Copy out the listing in full, exactly as written, but not its pictures.

──────── ENTRIES

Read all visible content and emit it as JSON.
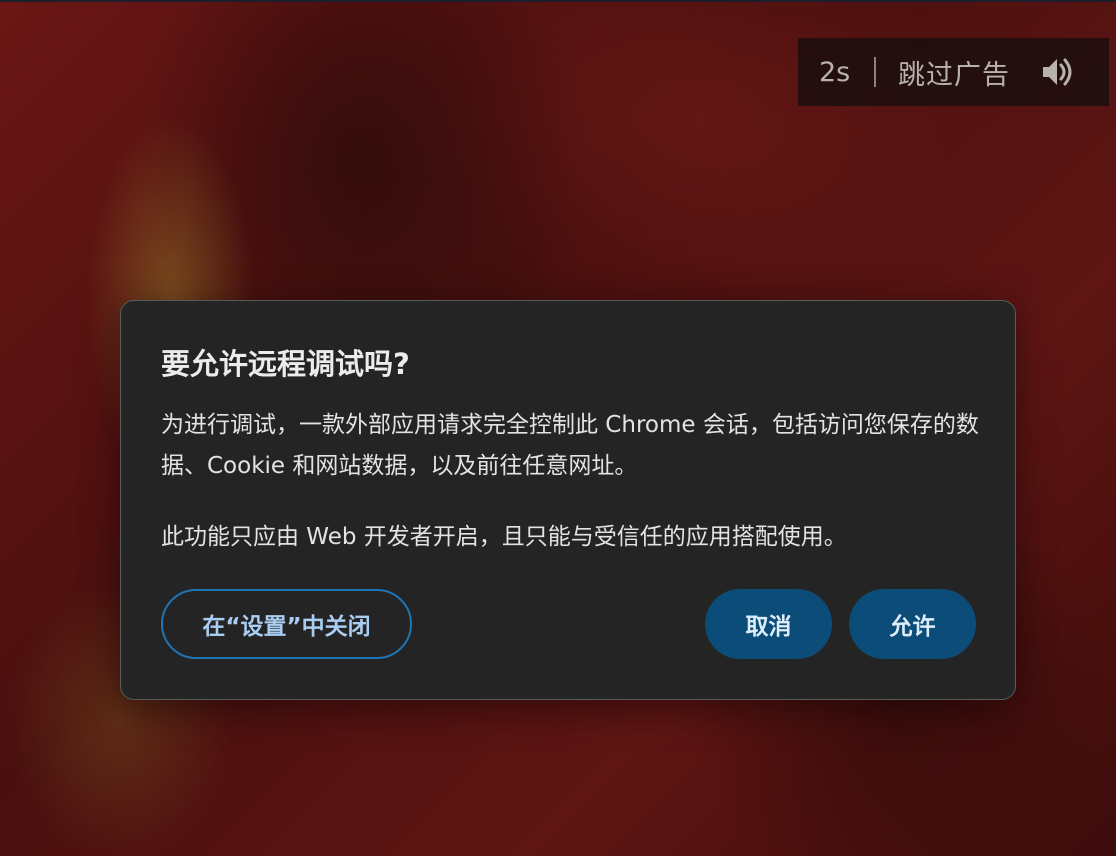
{
  "ad": {
    "countdown": "2s",
    "skip_label": "跳过广告",
    "speaker_icon": "speaker-icon"
  },
  "dialog": {
    "title": "要允许远程调试吗?",
    "body_line1": "为进行调试，一款外部应用请求完全控制此 Chrome 会话，包括访问您保存的数据、Cookie 和网站数据，以及前往任意网址。",
    "body_line2": "此功能只应由 Web 开发者开启，且只能与受信任的应用搭配使用。",
    "settings_button": "在“设置”中关闭",
    "cancel_button": "取消",
    "allow_button": "允许"
  },
  "colors": {
    "dialog_bg": "#242424",
    "primary_button": "#0b4c79",
    "outline_button_border": "#1f76b6"
  }
}
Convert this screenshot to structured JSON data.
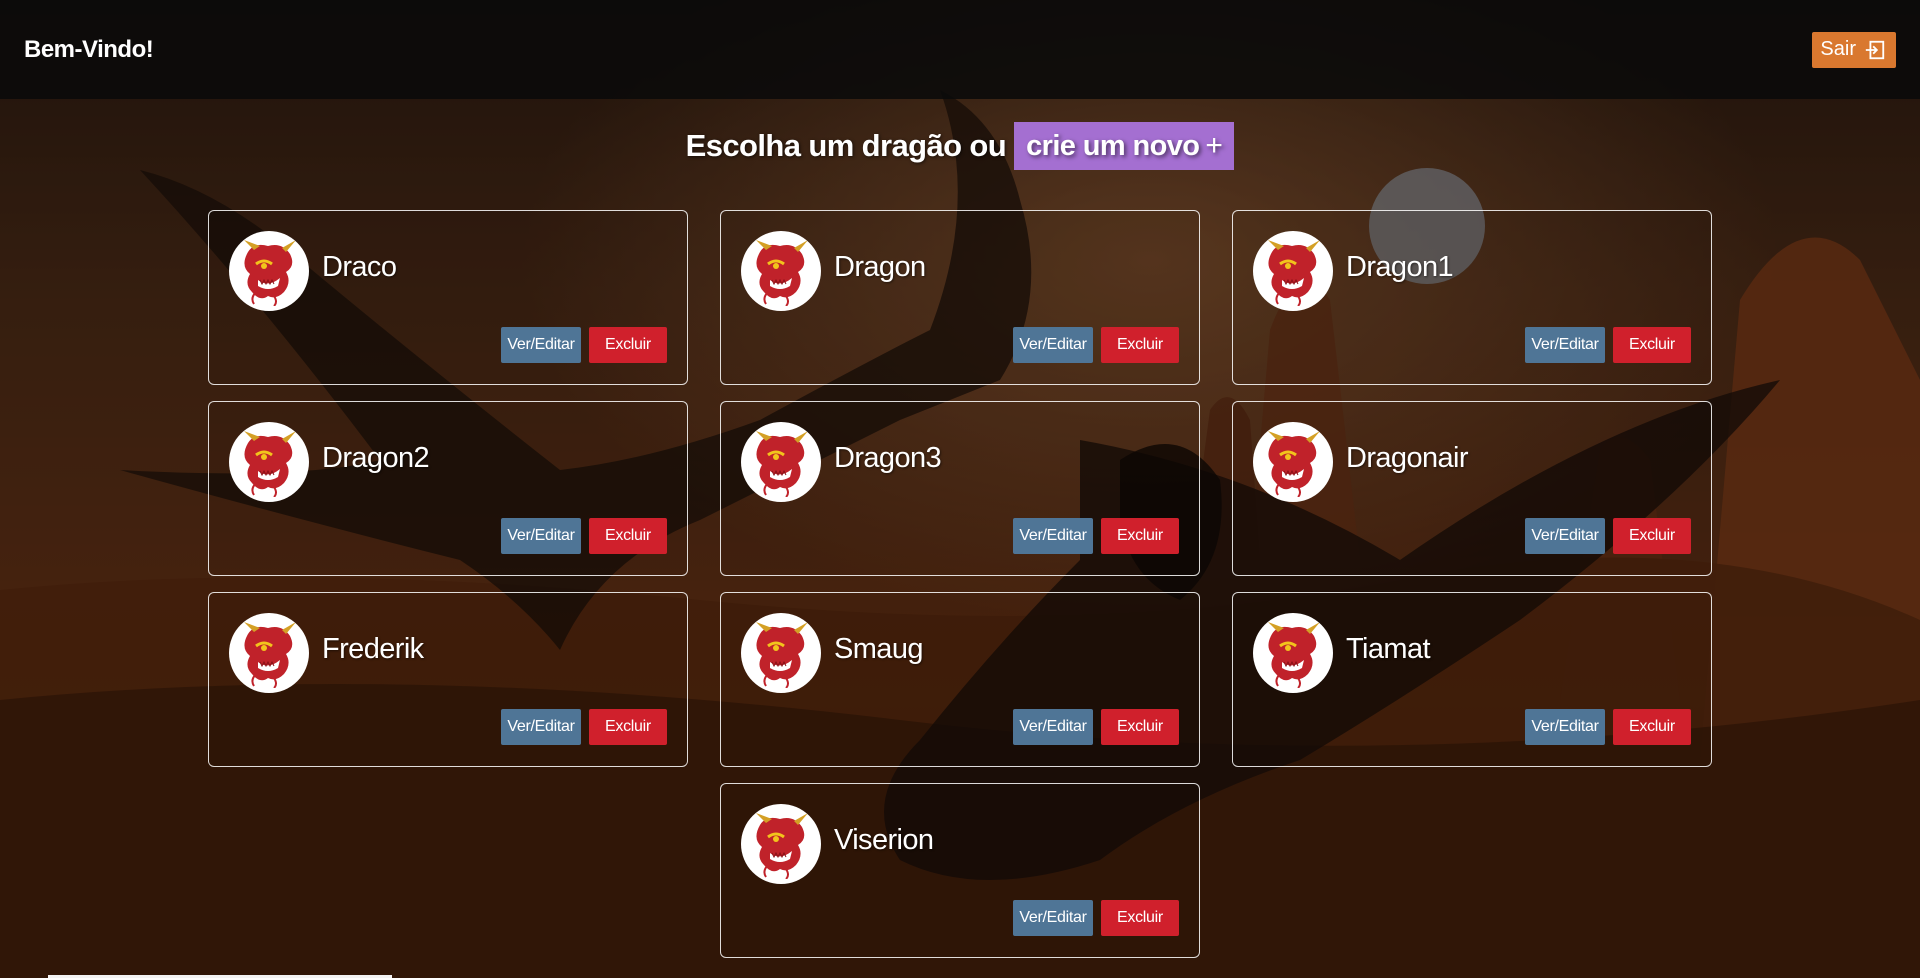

────────────────

• RESULT BELOW:
Read all visible content and emit it as JSON.
{
  "ad": {
    "countdown": "2s",
    "skip_label": "跳过广告",
    "speaker_icon": "speaker-icon"
  },
  "dialog": {
    "title": "要允许远程调试吗?",
    "body_line1": "为进行调试，一款外部应用请求完全控制此 Chrome 会话，包括访问您保存的数据、Cookie 和网站数据，以及前往任意网址。",
    "body_line2": "此功能只应由 Web 开发者开启，且只能与受信任的应用搭配使用。",
    "settings_button": "在“设置”中关闭",
    "cancel_button": "取消",
    "allow_button": "允许"
  },
  "colors": {
    "dialog_bg": "#242424",
    "primary_button": "#0b4c79",
    "outline_button_border": "#1f76b6"
  }
}
Convert this screenshot to structured JSON data.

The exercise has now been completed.